# WHAT TO DO
Word for word, copy all the data and drop the pictures.

# INPUT
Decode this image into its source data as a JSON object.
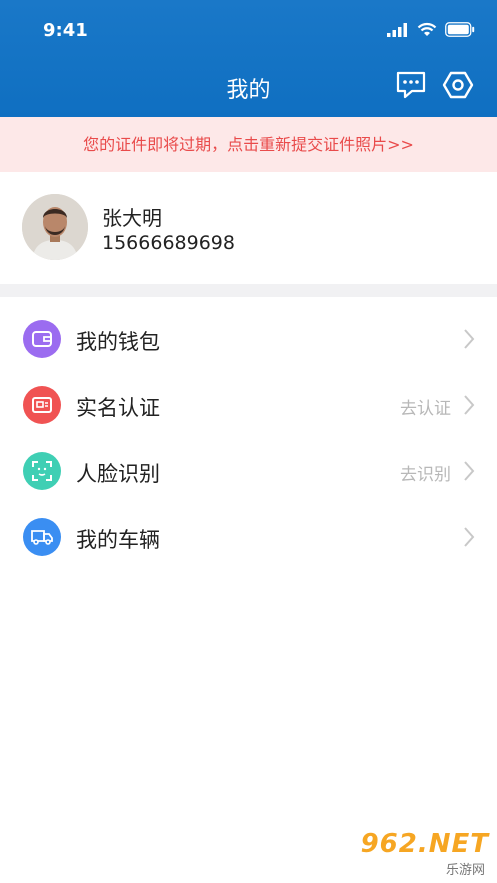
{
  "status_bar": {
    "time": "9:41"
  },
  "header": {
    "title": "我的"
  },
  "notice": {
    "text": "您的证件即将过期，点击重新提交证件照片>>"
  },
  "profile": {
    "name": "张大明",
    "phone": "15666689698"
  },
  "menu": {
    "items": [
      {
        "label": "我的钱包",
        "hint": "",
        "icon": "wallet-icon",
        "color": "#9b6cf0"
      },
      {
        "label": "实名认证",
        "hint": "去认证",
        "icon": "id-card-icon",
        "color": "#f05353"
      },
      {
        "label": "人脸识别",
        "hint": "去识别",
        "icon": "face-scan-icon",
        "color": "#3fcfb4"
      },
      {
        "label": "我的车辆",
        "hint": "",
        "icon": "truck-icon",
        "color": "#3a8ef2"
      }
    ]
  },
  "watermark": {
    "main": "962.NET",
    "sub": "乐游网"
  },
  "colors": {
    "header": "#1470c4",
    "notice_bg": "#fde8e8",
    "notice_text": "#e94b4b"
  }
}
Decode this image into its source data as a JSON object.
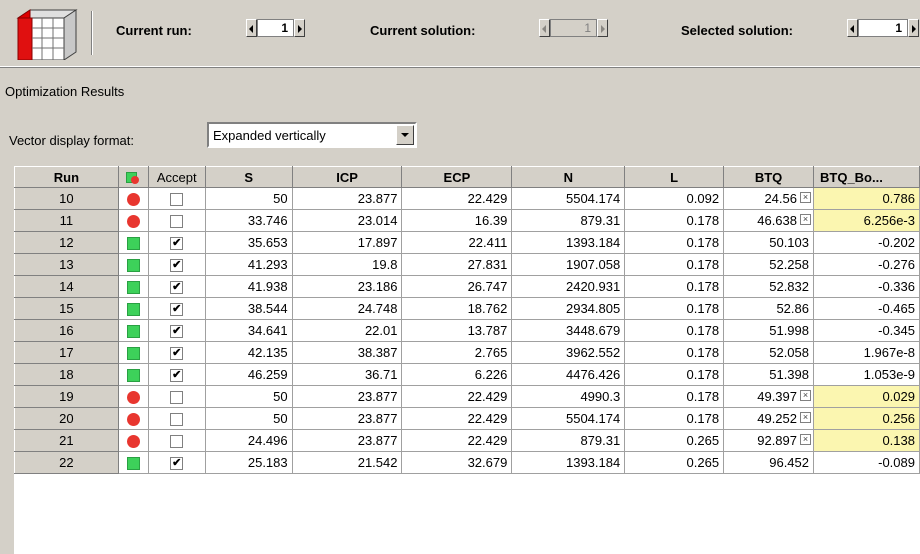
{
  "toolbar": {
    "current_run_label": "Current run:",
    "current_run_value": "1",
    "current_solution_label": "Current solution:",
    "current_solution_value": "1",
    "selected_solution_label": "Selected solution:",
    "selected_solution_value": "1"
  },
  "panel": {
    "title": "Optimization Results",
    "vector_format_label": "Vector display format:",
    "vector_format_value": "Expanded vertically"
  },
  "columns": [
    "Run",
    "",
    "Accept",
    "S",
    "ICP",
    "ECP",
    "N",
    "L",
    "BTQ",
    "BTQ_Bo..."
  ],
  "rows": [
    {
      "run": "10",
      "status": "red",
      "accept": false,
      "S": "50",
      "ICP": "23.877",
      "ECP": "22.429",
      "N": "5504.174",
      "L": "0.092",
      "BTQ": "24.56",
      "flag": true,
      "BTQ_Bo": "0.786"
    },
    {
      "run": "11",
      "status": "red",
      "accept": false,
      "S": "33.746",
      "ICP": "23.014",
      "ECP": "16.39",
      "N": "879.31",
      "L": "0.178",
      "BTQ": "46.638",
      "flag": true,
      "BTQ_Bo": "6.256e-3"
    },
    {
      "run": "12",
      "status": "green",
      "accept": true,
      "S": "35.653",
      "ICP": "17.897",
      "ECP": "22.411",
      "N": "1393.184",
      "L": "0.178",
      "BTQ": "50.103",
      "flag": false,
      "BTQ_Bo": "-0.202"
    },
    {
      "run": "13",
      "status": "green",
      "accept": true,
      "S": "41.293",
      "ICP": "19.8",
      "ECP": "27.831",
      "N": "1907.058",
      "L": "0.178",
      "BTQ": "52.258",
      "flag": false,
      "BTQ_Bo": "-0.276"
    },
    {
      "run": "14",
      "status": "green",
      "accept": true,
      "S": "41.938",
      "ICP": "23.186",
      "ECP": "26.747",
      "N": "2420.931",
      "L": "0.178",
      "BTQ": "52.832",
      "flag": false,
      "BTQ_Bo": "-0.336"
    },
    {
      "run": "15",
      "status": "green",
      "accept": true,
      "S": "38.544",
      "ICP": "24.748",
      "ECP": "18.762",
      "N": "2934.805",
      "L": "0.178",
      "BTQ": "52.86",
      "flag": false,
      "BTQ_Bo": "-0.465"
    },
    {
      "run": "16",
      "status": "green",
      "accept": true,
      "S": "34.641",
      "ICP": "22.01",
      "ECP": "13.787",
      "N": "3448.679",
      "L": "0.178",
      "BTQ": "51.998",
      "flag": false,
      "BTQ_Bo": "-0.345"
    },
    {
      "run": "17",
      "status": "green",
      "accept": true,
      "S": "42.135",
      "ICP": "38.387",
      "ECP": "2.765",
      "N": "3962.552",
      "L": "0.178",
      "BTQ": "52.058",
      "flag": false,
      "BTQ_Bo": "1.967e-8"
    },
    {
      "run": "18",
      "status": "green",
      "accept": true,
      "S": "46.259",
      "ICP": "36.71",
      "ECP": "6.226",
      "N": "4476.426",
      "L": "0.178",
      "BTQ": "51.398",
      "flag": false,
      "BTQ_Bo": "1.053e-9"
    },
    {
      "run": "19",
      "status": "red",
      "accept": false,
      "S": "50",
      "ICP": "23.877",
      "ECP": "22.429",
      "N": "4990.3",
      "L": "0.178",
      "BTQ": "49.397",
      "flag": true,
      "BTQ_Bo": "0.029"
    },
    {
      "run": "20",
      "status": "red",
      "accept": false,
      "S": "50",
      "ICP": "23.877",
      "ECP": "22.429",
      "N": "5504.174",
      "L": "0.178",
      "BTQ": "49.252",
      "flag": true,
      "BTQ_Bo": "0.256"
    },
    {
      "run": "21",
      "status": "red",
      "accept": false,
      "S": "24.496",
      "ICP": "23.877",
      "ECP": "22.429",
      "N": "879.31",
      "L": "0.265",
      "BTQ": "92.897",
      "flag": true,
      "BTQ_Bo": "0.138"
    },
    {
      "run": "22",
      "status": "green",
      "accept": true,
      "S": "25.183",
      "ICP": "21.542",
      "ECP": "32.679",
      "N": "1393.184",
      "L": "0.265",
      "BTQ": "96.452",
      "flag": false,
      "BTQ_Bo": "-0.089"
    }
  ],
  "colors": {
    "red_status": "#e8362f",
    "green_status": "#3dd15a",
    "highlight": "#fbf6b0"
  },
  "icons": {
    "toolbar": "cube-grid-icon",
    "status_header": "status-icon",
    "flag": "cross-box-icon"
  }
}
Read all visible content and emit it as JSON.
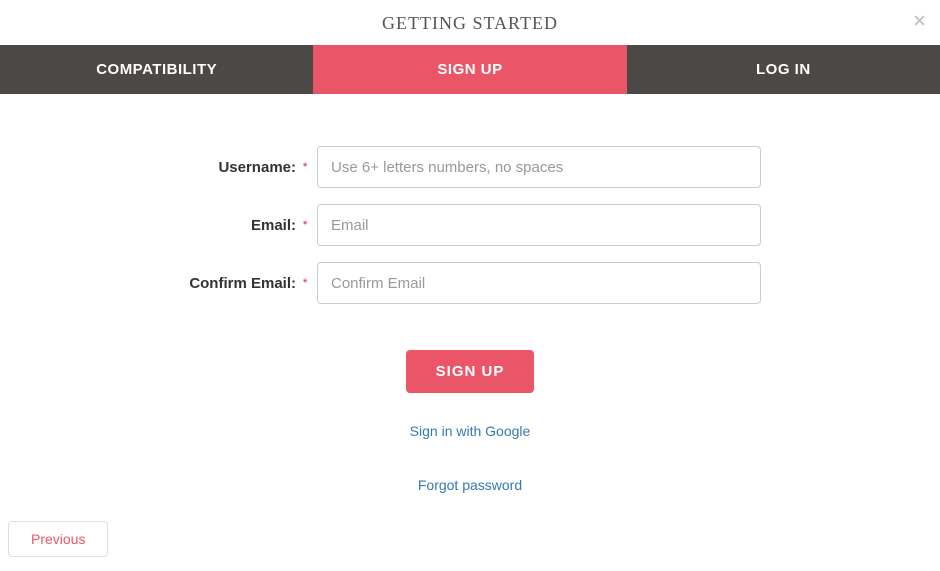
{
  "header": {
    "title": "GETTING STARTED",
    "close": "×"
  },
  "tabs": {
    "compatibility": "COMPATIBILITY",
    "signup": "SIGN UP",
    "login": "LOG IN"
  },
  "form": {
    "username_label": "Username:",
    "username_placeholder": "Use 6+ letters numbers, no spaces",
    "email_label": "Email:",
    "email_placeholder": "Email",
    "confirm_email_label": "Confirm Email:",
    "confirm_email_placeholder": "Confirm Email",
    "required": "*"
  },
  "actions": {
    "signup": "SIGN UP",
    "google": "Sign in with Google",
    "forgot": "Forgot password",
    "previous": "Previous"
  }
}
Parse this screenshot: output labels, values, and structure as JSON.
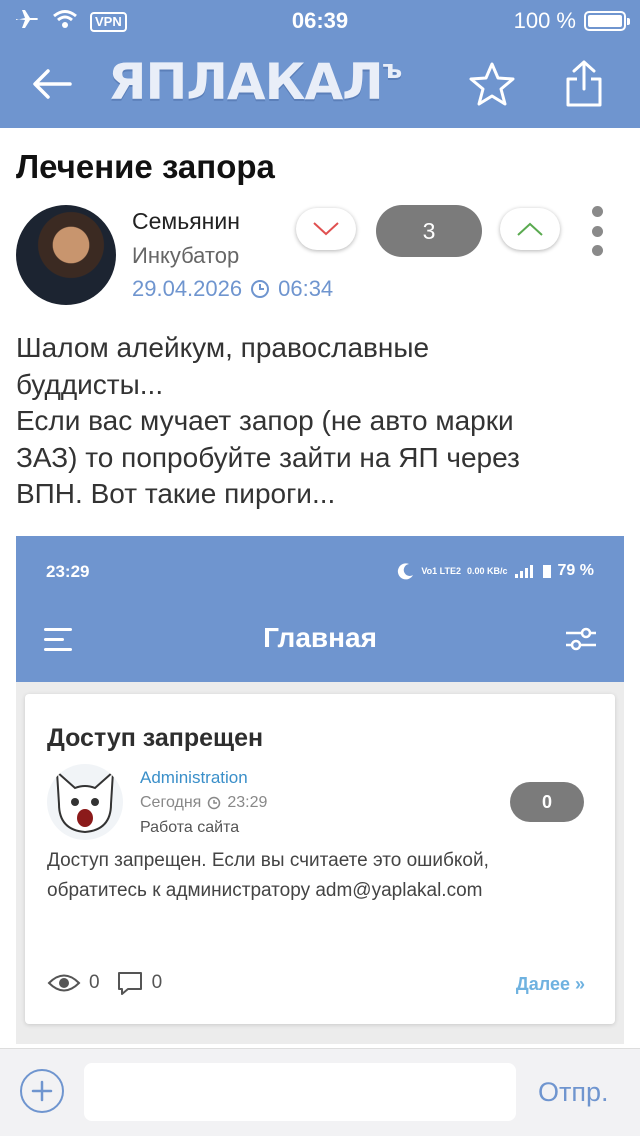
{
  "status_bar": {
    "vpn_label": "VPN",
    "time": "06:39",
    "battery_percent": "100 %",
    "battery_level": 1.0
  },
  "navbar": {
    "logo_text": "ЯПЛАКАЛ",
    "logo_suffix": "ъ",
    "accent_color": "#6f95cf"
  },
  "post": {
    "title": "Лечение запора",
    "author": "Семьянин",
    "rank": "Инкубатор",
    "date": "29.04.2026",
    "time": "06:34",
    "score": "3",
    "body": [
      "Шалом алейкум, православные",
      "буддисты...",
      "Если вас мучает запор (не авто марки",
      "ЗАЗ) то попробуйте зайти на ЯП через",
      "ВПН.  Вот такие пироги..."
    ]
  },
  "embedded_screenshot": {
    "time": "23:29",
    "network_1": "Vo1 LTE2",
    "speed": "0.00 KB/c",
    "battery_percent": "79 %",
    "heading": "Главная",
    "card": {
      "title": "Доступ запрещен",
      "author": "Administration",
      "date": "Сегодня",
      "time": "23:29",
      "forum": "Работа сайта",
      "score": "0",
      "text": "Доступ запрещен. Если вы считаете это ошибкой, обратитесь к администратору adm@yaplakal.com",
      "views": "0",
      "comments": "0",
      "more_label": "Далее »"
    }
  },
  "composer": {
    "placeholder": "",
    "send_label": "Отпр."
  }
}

# TASK ANSWER
Decode this image into its source data as a JSON object.
{
  "status_bar": {
    "time": "9:41"
  },
  "header": {
    "title": "我的"
  },
  "notice": {
    "text": "您的证件即将过期，点击重新提交证件照片>>"
  },
  "profile": {
    "name": "张大明",
    "phone": "15666689698"
  },
  "menu": {
    "items": [
      {
        "label": "我的钱包",
        "hint": "",
        "icon": "wallet-icon",
        "color": "#9b6cf0"
      },
      {
        "label": "实名认证",
        "hint": "去认证",
        "icon": "id-card-icon",
        "color": "#f05353"
      },
      {
        "label": "人脸识别",
        "hint": "去识别",
        "icon": "face-scan-icon",
        "color": "#3fcfb4"
      },
      {
        "label": "我的车辆",
        "hint": "",
        "icon": "truck-icon",
        "color": "#3a8ef2"
      }
    ]
  },
  "watermark": {
    "main": "962.NET",
    "sub": "乐游网"
  },
  "colors": {
    "header": "#1470c4",
    "notice_bg": "#fde8e8",
    "notice_text": "#e94b4b"
  }
}
Decode this image into its source data as a JSON object.
{
  "toolbar": {
    "current_run_label": "Current run:",
    "current_run_value": "1",
    "current_solution_label": "Current solution:",
    "current_solution_value": "1",
    "selected_solution_label": "Selected solution:",
    "selected_solution_value": "1"
  },
  "panel": {
    "title": "Optimization Results",
    "vector_format_label": "Vector display format:",
    "vector_format_value": "Expanded vertically"
  },
  "columns": [
    "Run",
    "",
    "Accept",
    "S",
    "ICP",
    "ECP",
    "N",
    "L",
    "BTQ",
    "BTQ_Bo..."
  ],
  "rows": [
    {
      "run": "10",
      "status": "red",
      "accept": false,
      "S": "50",
      "ICP": "23.877",
      "ECP": "22.429",
      "N": "5504.174",
      "L": "0.092",
      "BTQ": "24.56",
      "flag": true,
      "BTQ_Bo": "0.786"
    },
    {
      "run": "11",
      "status": "red",
      "accept": false,
      "S": "33.746",
      "ICP": "23.014",
      "ECP": "16.39",
      "N": "879.31",
      "L": "0.178",
      "BTQ": "46.638",
      "flag": true,
      "BTQ_Bo": "6.256e-3"
    },
    {
      "run": "12",
      "status": "green",
      "accept": true,
      "S": "35.653",
      "ICP": "17.897",
      "ECP": "22.411",
      "N": "1393.184",
      "L": "0.178",
      "BTQ": "50.103",
      "flag": false,
      "BTQ_Bo": "-0.202"
    },
    {
      "run": "13",
      "status": "green",
      "accept": true,
      "S": "41.293",
      "ICP": "19.8",
      "ECP": "27.831",
      "N": "1907.058",
      "L": "0.178",
      "BTQ": "52.258",
      "flag": false,
      "BTQ_Bo": "-0.276"
    },
    {
      "run": "14",
      "status": "green",
      "accept": true,
      "S": "41.938",
      "ICP": "23.186",
      "ECP": "26.747",
      "N": "2420.931",
      "L": "0.178",
      "BTQ": "52.832",
      "flag": false,
      "BTQ_Bo": "-0.336"
    },
    {
      "run": "15",
      "status": "green",
      "accept": true,
      "S": "38.544",
      "ICP": "24.748",
      "ECP": "18.762",
      "N": "2934.805",
      "L": "0.178",
      "BTQ": "52.86",
      "flag": false,
      "BTQ_Bo": "-0.465"
    },
    {
      "run": "16",
      "status": "green",
      "accept": true,
      "S": "34.641",
      "ICP": "22.01",
      "ECP": "13.787",
      "N": "3448.679",
      "L": "0.178",
      "BTQ": "51.998",
      "flag": false,
      "BTQ_Bo": "-0.345"
    },
    {
      "run": "17",
      "status": "green",
      "accept": true,
      "S": "42.135",
      "ICP": "38.387",
      "ECP": "2.765",
      "N": "3962.552",
      "L": "0.178",
      "BTQ": "52.058",
      "flag": false,
      "BTQ_Bo": "1.967e-8"
    },
    {
      "run": "18",
      "status": "green",
      "accept": true,
      "S": "46.259",
      "ICP": "36.71",
      "ECP": "6.226",
      "N": "4476.426",
      "L": "0.178",
      "BTQ": "51.398",
      "flag": false,
      "BTQ_Bo": "1.053e-9"
    },
    {
      "run": "19",
      "status": "red",
      "accept": false,
      "S": "50",
      "ICP": "23.877",
      "ECP": "22.429",
      "N": "4990.3",
      "L": "0.178",
      "BTQ": "49.397",
      "flag": true,
      "BTQ_Bo": "0.029"
    },
    {
      "run": "20",
      "status": "red",
      "accept": false,
      "S": "50",
      "ICP": "23.877",
      "ECP": "22.429",
      "N": "5504.174",
      "L": "0.178",
      "BTQ": "49.252",
      "flag": true,
      "BTQ_Bo": "0.256"
    },
    {
      "run": "21",
      "status": "red",
      "accept": false,
      "S": "24.496",
      "ICP": "23.877",
      "ECP": "22.429",
      "N": "879.31",
      "L": "0.265",
      "BTQ": "92.897",
      "flag": true,
      "BTQ_Bo": "0.138"
    },
    {
      "run": "22",
      "status": "green",
      "accept": true,
      "S": "25.183",
      "ICP": "21.542",
      "ECP": "32.679",
      "N": "1393.184",
      "L": "0.265",
      "BTQ": "96.452",
      "flag": false,
      "BTQ_Bo": "-0.089"
    }
  ],
  "colors": {
    "red_status": "#e8362f",
    "green_status": "#3dd15a",
    "highlight": "#fbf6b0"
  },
  "icons": {
    "toolbar": "cube-grid-icon",
    "status_header": "status-icon",
    "flag": "cross-box-icon"
  }
}
Read all visible content and emit it as JSON.
{
  "header": {
    "title": "GETTING STARTED",
    "close": "×"
  },
  "tabs": {
    "compatibility": "COMPATIBILITY",
    "signup": "SIGN UP",
    "login": "LOG IN"
  },
  "form": {
    "username_label": "Username:",
    "username_placeholder": "Use 6+ letters numbers, no spaces",
    "email_label": "Email:",
    "email_placeholder": "Email",
    "confirm_email_label": "Confirm Email:",
    "confirm_email_placeholder": "Confirm Email",
    "required": "*"
  },
  "actions": {
    "signup": "SIGN UP",
    "google": "Sign in with Google",
    "forgot": "Forgot password",
    "previous": "Previous"
  }
}
Parse this screenshot: output labels, values, and structure as JSON.
{
  "status_bar": {
    "vpn_label": "VPN",
    "time": "06:39",
    "battery_percent": "100 %",
    "battery_level": 1.0
  },
  "navbar": {
    "logo_text": "ЯПЛАКАЛ",
    "logo_suffix": "ъ",
    "accent_color": "#6f95cf"
  },
  "post": {
    "title": "Лечение запора",
    "author": "Семьянин",
    "rank": "Инкубатор",
    "date": "29.04.2026",
    "time": "06:34",
    "score": "3",
    "body": [
      "Шалом алейкум, православные",
      "буддисты...",
      "Если вас мучает запор (не авто марки",
      "ЗАЗ) то попробуйте зайти на ЯП через",
      "ВПН.  Вот такие пироги..."
    ]
  },
  "embedded_screenshot": {
    "time": "23:29",
    "network_1": "Vo1 LTE2",
    "speed": "0.00 KB/c",
    "battery_percent": "79 %",
    "heading": "Главная",
    "card": {
      "title": "Доступ запрещен",
      "author": "Administration",
      "date": "Сегодня",
      "time": "23:29",
      "forum": "Работа сайта",
      "score": "0",
      "text": "Доступ запрещен. Если вы считаете это ошибкой, обратитесь к администратору adm@yaplakal.com",
      "views": "0",
      "comments": "0",
      "more_label": "Далее »"
    }
  },
  "composer": {
    "placeholder": "",
    "send_label": "Отпр."
  }
}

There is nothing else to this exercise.